Stored data

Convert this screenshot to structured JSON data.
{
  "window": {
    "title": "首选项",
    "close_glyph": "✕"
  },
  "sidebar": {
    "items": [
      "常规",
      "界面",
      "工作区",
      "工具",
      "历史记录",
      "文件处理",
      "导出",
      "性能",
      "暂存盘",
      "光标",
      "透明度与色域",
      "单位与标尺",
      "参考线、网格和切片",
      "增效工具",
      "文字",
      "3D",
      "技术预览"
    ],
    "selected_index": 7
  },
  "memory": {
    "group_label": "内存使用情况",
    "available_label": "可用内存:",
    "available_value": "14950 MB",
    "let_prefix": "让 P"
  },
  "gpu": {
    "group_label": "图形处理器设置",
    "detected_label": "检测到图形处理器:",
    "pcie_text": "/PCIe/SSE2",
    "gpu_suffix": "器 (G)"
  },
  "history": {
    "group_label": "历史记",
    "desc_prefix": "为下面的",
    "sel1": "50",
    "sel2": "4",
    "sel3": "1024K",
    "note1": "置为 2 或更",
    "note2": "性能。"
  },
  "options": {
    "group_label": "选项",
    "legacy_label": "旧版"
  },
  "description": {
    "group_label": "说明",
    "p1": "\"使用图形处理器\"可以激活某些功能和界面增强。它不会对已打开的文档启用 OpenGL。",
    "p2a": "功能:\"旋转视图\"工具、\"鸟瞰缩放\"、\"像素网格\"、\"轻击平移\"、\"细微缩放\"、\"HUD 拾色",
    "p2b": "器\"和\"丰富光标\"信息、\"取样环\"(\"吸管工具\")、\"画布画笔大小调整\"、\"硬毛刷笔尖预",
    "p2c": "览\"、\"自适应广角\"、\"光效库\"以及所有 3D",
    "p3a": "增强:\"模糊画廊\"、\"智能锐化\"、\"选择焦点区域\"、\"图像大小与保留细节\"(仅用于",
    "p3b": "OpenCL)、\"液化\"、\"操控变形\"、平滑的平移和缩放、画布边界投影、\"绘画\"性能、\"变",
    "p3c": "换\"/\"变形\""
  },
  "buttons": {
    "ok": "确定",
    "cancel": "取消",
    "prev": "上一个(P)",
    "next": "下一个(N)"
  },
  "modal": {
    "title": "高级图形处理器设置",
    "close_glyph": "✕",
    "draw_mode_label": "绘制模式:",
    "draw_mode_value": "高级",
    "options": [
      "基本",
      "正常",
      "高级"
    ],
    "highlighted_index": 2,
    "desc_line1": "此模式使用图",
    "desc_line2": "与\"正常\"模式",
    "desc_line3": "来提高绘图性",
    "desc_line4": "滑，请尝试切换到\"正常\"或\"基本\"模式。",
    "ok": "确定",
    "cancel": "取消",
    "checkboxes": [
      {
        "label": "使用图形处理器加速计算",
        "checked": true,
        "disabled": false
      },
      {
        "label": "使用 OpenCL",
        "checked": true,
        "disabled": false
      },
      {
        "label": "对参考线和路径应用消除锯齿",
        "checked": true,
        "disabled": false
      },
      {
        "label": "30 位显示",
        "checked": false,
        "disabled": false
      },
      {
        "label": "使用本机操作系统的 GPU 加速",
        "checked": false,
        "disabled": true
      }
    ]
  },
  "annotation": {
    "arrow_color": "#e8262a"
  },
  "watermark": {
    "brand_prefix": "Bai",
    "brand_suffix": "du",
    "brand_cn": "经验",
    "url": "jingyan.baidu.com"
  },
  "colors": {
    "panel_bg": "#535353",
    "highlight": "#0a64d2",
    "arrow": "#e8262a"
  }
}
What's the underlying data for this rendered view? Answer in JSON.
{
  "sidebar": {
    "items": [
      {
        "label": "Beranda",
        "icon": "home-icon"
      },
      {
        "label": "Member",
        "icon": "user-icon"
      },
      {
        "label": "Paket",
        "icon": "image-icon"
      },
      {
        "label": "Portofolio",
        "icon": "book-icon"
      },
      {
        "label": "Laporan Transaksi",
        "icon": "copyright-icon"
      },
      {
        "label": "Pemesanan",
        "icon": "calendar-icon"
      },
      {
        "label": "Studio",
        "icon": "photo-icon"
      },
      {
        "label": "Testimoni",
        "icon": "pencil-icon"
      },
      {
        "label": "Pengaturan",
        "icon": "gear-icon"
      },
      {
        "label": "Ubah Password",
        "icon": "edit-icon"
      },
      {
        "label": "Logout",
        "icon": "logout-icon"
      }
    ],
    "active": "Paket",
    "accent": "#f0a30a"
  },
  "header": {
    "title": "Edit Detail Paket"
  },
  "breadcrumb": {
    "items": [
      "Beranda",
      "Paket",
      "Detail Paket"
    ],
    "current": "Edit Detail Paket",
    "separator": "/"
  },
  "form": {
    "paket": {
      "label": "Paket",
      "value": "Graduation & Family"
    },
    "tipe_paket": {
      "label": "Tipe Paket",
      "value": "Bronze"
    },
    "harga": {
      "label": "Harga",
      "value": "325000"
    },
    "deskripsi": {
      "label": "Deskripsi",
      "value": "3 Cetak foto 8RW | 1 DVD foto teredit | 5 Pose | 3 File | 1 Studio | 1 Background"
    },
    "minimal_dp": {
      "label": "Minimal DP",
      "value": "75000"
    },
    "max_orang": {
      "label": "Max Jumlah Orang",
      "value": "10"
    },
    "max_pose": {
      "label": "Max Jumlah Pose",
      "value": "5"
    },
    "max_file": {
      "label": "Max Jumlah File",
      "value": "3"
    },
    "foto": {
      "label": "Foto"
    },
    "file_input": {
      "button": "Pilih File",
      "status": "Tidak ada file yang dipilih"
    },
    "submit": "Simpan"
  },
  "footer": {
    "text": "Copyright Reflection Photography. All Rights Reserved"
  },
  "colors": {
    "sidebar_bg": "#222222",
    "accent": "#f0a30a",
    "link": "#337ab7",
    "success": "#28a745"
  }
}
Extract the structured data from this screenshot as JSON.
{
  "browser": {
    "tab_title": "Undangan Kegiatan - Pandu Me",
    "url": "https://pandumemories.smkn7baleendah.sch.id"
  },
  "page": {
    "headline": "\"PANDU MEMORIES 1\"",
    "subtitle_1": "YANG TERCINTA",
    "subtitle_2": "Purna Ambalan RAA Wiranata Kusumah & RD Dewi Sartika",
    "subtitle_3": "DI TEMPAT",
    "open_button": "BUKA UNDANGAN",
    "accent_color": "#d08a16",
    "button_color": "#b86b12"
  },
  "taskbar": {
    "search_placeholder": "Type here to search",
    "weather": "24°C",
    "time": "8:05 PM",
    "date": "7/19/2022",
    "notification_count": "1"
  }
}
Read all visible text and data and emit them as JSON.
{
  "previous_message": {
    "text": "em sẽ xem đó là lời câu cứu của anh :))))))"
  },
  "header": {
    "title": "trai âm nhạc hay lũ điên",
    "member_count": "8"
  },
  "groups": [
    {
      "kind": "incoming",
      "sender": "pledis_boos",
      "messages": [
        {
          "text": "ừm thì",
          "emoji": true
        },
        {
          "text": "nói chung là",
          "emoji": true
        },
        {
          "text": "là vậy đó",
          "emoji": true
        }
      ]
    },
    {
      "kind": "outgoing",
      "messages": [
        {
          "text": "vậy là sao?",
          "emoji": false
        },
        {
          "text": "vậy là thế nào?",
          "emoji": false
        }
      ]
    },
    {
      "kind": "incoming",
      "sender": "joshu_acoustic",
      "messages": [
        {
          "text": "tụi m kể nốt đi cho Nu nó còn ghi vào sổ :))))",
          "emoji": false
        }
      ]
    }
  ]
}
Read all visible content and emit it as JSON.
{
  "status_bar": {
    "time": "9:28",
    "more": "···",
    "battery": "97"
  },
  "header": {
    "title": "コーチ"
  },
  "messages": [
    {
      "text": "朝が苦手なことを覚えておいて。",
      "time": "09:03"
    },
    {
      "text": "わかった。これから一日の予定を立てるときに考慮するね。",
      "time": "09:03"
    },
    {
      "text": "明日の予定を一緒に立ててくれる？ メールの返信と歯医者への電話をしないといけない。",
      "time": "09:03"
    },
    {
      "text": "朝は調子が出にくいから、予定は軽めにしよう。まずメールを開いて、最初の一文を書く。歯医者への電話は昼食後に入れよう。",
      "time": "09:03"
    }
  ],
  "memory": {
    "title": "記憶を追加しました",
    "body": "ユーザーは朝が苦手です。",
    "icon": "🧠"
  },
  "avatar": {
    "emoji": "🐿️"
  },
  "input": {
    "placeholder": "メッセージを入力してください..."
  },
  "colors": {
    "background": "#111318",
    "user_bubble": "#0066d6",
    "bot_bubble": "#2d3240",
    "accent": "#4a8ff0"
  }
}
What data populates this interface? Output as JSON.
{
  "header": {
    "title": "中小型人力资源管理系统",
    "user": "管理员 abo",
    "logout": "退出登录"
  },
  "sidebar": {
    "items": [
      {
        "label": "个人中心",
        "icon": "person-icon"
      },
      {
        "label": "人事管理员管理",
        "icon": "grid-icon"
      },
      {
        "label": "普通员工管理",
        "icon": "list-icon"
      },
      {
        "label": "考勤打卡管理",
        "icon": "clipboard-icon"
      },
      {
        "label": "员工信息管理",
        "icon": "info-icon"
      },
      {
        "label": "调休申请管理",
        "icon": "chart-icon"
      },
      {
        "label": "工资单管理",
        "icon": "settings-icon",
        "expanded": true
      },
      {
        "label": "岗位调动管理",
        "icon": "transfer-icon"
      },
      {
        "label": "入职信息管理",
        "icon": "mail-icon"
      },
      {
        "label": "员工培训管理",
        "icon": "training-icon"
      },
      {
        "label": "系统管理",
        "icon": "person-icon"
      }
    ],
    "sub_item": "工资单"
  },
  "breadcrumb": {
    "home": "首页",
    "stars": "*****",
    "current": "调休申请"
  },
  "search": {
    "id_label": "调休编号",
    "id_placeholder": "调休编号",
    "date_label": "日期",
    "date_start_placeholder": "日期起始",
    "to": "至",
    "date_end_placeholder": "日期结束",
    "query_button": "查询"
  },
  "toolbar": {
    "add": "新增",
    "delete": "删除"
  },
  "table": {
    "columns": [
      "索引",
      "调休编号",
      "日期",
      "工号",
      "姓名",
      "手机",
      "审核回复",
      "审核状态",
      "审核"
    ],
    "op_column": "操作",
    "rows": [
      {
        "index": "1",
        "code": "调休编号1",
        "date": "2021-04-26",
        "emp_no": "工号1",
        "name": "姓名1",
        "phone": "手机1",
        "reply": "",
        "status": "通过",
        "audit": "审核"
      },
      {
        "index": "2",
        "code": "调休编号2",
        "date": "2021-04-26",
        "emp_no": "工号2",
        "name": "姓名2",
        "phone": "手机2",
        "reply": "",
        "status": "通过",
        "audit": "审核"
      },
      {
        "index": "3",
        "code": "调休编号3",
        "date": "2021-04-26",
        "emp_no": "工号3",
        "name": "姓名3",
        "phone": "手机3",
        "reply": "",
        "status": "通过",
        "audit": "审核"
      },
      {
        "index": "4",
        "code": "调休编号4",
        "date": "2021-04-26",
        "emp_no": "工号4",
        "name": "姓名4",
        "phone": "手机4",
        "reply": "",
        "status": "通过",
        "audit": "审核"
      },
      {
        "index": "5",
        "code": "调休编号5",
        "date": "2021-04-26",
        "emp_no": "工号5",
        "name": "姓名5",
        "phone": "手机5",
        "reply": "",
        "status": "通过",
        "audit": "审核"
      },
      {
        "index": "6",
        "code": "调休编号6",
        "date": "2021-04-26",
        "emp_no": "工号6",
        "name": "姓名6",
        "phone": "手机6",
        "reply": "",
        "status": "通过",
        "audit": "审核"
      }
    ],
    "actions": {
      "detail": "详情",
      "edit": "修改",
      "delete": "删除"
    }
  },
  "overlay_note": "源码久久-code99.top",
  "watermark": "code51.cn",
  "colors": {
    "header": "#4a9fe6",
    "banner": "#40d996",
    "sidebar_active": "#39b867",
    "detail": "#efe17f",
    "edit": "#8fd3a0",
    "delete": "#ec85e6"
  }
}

▸ **DO THIS**:
Copy out each line of the material that holds the word "name".

▸ **ANSWER TO THIS EXERCISE**:
        "name": "姓名1",
        "name": "姓名2",
        "name": "姓名3",
        "name": "姓名4",
        "name": "姓名5",
        "name": "姓名6",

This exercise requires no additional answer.